Challenge> Return every line below in which "adapté" appears.

(Stored entries)
╭──

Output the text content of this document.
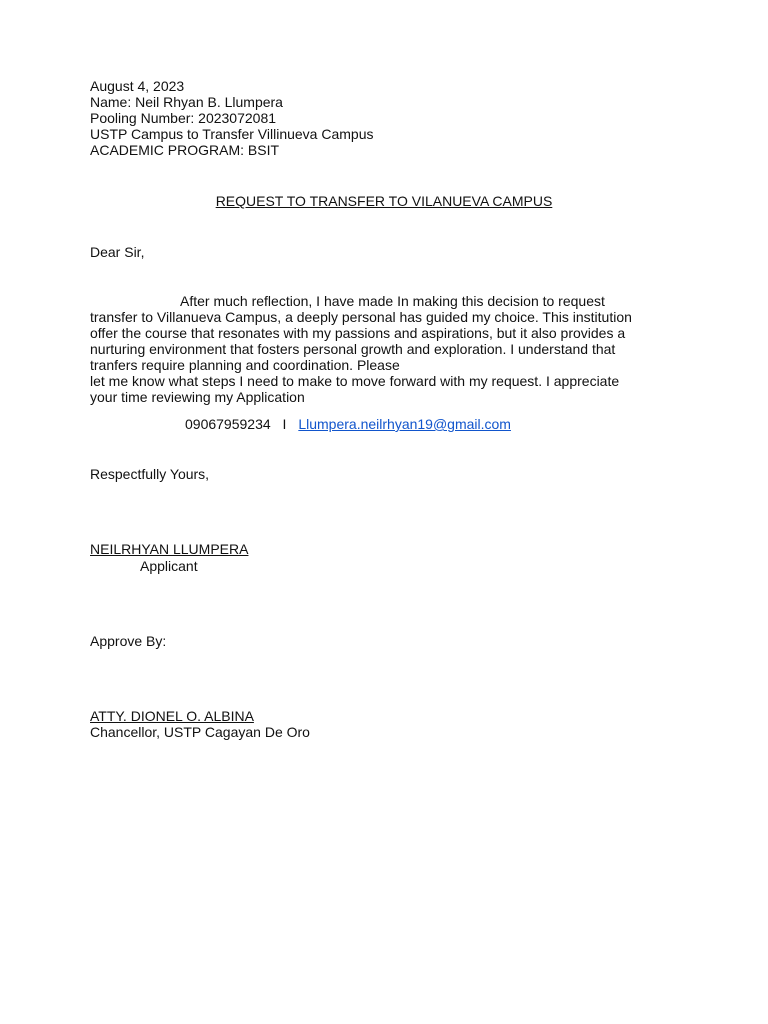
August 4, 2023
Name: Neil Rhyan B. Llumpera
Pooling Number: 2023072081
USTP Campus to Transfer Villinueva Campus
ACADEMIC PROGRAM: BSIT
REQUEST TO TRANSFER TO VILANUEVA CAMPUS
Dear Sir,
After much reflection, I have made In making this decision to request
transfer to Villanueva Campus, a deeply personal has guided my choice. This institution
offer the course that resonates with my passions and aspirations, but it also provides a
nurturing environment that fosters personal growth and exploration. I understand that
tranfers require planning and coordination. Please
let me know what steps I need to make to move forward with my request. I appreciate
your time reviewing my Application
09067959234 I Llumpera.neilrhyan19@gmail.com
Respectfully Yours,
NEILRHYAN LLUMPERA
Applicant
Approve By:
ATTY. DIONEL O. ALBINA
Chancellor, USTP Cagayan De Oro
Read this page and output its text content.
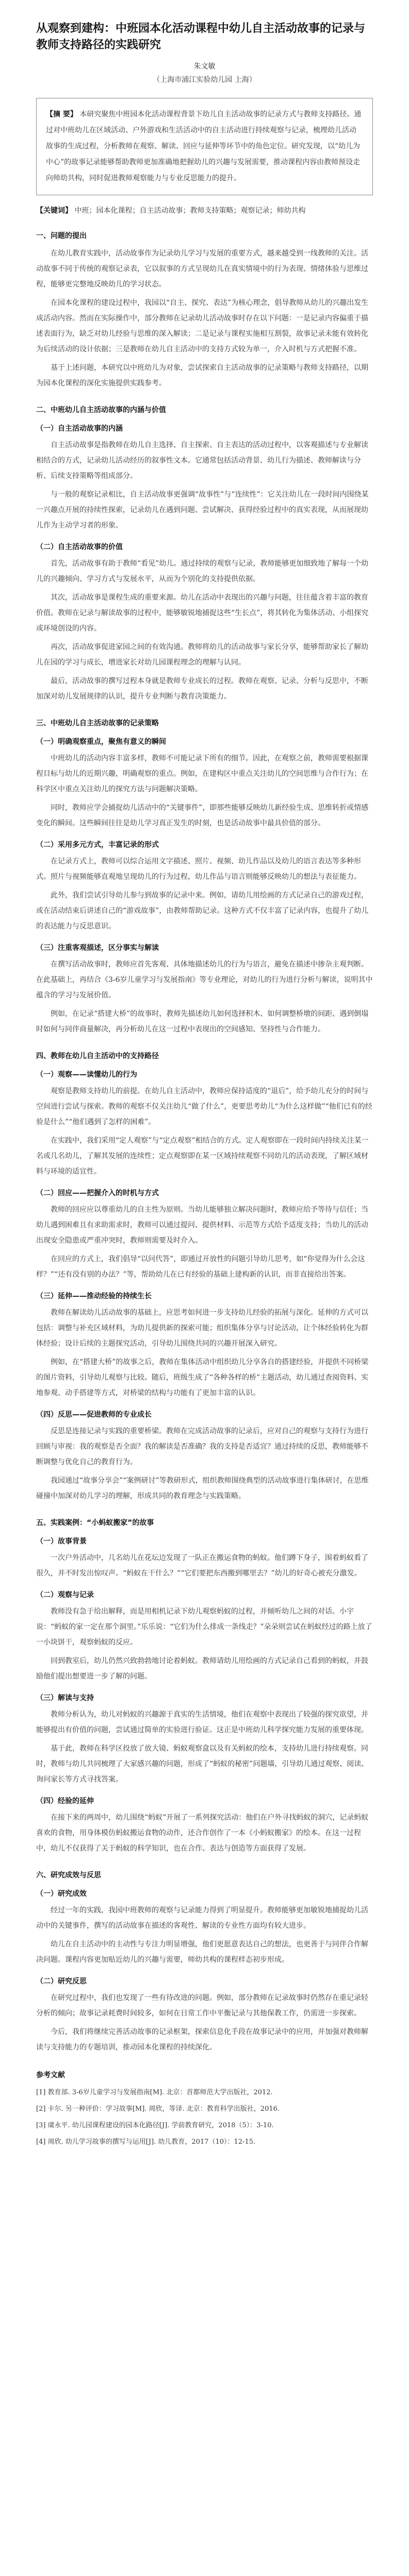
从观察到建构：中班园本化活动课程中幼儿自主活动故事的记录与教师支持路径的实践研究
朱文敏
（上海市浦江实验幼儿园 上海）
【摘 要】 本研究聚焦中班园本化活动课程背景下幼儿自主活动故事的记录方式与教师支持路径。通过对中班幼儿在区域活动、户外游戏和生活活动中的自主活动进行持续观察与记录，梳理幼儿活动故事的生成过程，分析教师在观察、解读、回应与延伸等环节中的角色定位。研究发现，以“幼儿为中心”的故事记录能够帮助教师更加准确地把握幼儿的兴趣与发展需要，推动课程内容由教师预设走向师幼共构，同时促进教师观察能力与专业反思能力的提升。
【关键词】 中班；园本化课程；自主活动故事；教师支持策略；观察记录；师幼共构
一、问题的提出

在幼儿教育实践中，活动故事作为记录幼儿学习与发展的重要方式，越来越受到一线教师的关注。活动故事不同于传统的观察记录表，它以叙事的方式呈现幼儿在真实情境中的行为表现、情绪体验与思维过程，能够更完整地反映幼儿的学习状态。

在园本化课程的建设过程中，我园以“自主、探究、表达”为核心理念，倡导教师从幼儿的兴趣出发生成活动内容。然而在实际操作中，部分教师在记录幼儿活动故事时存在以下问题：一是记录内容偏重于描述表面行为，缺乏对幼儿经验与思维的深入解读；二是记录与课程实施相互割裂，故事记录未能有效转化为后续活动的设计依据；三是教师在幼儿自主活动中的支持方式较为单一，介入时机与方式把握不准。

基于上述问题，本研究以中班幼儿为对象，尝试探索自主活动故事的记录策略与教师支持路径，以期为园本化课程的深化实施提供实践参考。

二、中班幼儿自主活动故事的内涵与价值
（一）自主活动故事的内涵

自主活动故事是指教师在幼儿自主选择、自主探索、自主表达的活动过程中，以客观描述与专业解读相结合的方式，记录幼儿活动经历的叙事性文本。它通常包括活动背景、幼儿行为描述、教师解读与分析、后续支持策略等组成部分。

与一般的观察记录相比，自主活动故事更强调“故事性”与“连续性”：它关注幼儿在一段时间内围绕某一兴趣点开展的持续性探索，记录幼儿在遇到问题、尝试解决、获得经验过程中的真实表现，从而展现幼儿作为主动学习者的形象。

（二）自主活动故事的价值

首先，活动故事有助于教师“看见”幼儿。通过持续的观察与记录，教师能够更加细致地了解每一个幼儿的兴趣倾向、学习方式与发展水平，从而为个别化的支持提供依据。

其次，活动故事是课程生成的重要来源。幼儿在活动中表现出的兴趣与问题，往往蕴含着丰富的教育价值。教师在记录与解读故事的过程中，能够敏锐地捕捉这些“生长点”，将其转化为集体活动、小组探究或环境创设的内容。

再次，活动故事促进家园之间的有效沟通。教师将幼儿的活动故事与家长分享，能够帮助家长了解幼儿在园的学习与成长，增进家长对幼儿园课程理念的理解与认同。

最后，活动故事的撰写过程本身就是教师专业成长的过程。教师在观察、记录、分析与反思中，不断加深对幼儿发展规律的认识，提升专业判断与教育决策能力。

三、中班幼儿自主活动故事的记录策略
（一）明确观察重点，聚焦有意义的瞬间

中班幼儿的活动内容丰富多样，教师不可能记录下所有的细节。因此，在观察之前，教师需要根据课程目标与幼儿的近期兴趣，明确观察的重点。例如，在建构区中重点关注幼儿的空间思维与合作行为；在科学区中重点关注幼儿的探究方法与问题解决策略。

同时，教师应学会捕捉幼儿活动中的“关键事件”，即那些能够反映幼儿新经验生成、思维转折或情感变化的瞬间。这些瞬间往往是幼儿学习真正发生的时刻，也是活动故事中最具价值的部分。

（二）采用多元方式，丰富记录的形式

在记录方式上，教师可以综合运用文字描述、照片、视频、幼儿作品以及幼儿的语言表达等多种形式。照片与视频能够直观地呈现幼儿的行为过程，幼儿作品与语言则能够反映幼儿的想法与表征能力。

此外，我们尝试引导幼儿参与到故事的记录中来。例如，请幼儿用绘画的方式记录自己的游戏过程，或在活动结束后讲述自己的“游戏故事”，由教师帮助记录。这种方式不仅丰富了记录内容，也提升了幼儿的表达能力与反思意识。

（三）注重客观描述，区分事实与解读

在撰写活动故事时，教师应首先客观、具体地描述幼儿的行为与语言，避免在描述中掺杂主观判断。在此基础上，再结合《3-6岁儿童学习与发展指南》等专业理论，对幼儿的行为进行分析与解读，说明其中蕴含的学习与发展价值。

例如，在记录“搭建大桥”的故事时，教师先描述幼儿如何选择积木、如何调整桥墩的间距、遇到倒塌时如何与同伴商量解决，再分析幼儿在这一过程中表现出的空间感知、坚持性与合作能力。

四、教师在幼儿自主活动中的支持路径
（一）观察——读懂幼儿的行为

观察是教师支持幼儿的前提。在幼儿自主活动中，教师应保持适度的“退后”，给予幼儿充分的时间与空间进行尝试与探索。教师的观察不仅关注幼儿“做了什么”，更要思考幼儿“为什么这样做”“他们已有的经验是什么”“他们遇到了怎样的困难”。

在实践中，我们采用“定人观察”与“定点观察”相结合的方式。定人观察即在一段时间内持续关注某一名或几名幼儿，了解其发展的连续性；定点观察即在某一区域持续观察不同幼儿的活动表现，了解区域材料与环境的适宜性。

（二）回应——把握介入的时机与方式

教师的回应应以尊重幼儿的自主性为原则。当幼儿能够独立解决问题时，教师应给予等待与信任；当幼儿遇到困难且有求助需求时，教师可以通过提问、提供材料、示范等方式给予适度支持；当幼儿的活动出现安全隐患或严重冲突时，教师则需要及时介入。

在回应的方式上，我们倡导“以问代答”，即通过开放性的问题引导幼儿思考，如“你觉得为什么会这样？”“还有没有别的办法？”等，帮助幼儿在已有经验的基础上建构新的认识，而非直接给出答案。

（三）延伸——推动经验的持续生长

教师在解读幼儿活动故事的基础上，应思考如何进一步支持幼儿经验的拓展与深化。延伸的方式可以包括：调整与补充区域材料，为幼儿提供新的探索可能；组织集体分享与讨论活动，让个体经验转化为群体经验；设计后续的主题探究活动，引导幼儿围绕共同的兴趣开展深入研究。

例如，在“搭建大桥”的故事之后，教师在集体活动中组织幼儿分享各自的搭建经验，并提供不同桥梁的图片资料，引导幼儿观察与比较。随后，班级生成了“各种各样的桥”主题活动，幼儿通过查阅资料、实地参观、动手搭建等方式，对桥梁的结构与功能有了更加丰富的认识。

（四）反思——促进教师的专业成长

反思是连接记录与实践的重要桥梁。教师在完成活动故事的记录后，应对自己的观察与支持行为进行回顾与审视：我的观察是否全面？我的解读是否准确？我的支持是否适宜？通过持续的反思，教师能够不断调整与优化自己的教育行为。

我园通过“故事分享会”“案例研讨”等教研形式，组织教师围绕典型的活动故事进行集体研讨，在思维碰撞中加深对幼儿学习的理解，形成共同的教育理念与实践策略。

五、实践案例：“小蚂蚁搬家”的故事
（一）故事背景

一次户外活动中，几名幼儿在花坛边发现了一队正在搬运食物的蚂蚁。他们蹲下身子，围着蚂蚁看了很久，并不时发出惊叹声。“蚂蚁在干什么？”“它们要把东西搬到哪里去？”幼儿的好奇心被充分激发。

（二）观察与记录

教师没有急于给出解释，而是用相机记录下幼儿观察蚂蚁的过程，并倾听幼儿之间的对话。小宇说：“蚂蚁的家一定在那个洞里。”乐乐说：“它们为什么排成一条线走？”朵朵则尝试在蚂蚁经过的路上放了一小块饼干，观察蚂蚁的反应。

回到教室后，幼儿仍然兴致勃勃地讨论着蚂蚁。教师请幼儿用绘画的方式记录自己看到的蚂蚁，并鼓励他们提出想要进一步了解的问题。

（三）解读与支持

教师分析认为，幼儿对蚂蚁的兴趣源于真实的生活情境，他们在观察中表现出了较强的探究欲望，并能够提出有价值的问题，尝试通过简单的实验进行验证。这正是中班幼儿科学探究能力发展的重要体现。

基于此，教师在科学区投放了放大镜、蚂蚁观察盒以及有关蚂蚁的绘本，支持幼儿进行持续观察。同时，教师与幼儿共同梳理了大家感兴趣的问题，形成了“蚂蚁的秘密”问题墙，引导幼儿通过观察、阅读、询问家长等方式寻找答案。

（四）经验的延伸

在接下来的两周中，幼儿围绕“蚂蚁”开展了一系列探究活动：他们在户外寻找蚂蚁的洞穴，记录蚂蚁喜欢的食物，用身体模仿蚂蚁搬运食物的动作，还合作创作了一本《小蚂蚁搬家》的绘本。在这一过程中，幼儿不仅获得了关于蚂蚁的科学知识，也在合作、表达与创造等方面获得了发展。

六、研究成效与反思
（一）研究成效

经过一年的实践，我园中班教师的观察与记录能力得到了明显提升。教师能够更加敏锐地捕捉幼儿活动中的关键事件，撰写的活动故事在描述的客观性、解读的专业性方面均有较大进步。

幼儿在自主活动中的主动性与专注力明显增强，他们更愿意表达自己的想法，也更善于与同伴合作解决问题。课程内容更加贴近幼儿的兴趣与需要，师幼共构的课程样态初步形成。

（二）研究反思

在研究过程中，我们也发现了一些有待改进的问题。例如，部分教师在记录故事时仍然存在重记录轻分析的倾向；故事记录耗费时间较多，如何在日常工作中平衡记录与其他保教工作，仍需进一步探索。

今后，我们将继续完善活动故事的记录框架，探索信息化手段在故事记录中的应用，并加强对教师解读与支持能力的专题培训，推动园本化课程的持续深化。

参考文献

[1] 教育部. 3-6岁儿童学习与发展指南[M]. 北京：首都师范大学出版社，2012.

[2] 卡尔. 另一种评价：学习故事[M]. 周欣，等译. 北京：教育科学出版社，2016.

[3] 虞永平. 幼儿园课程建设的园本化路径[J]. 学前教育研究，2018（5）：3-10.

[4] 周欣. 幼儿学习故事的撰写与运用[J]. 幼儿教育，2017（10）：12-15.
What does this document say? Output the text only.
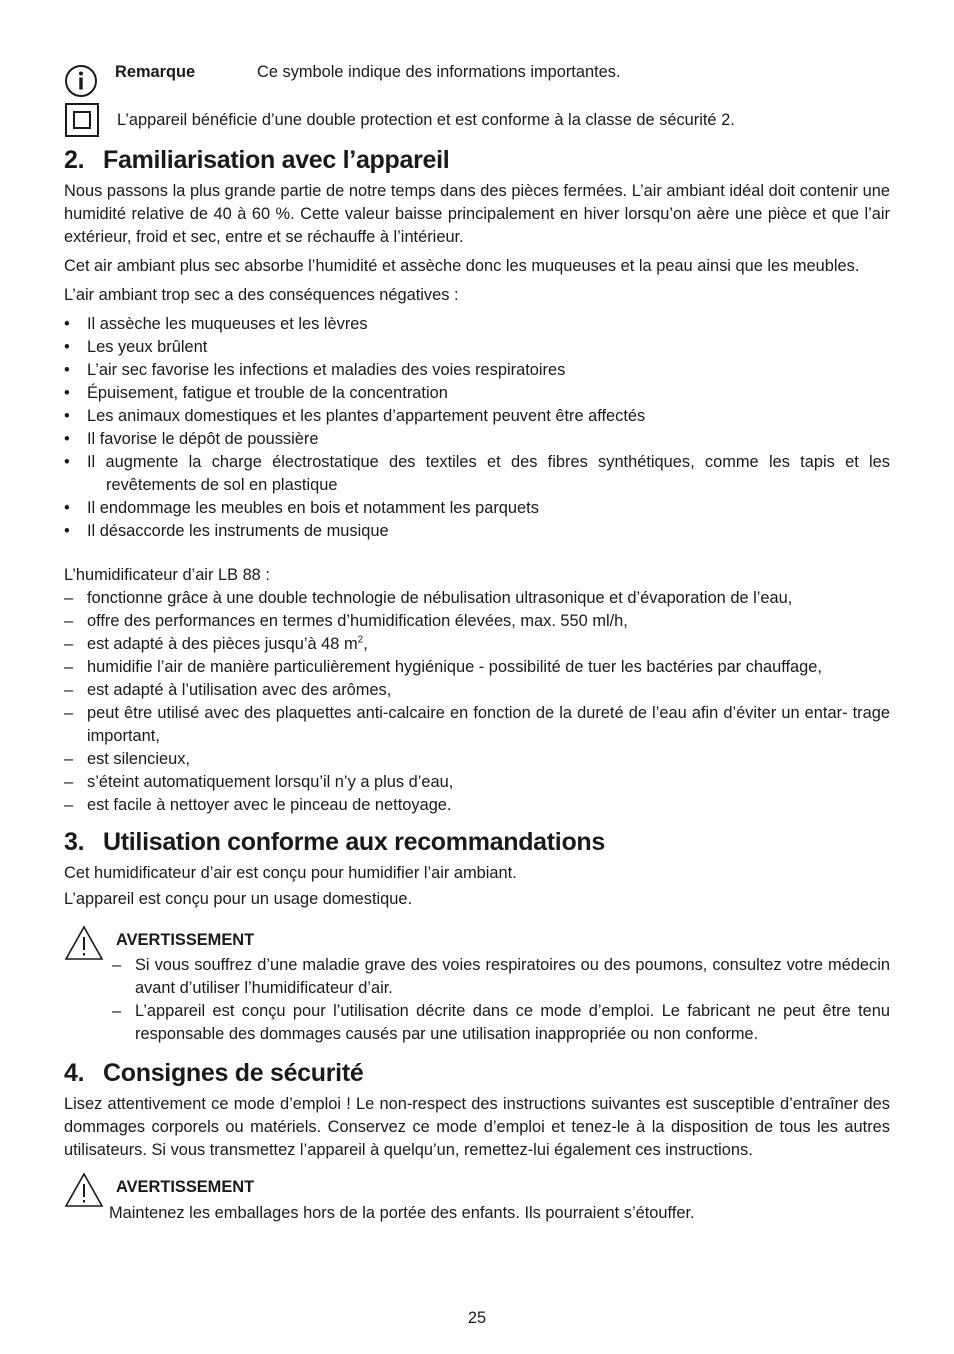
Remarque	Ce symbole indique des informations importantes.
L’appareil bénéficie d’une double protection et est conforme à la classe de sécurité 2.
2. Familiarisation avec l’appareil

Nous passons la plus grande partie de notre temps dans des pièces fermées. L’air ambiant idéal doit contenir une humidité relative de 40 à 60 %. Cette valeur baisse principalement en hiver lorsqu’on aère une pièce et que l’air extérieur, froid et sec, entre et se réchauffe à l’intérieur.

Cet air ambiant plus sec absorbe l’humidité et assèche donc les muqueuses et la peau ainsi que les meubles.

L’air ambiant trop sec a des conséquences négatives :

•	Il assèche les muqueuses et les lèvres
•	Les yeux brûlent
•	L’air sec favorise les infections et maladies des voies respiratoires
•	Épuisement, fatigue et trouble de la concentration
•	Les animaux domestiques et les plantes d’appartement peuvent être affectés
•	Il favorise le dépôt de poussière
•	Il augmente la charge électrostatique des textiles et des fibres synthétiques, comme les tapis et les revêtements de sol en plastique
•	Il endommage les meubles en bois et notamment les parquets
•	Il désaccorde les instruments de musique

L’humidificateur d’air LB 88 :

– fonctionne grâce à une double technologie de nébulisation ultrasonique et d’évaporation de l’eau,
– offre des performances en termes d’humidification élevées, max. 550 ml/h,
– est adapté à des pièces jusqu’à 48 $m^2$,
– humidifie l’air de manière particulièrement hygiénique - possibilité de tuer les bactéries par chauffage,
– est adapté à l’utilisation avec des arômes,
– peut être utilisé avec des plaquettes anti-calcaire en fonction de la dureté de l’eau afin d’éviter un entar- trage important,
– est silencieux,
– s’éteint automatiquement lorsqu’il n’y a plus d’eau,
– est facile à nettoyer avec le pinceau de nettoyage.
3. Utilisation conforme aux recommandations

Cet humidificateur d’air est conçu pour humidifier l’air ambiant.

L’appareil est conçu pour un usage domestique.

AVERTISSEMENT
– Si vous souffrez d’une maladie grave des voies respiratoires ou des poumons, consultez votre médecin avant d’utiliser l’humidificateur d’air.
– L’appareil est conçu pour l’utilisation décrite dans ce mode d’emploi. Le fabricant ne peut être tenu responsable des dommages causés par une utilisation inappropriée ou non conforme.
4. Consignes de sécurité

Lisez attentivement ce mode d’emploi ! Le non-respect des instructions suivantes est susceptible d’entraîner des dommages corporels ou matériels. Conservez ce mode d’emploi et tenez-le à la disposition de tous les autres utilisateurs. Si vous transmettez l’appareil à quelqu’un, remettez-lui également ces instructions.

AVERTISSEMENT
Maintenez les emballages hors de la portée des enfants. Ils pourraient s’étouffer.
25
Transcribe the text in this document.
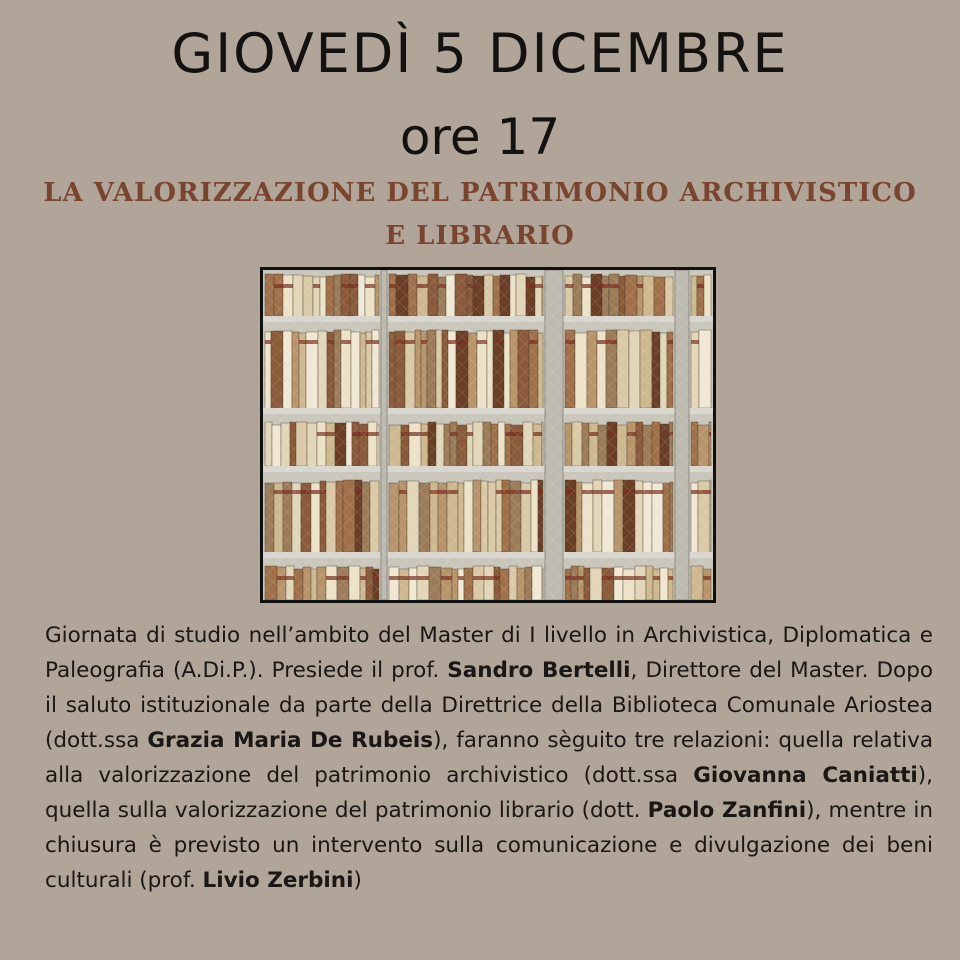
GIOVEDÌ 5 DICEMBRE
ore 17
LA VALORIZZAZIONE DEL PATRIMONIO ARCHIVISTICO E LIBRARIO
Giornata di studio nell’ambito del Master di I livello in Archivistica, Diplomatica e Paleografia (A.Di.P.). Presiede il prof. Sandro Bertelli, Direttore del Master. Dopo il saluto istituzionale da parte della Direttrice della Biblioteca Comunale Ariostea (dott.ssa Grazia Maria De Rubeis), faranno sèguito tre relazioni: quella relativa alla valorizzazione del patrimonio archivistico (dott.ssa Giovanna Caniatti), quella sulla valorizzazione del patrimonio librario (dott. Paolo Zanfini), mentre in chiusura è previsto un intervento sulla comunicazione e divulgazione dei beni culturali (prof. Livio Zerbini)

╰──

The completed task>
– est adapté à des pièces jusqu’à 48 $m^2$,
– est adapté à l’utilisation avec des arômes,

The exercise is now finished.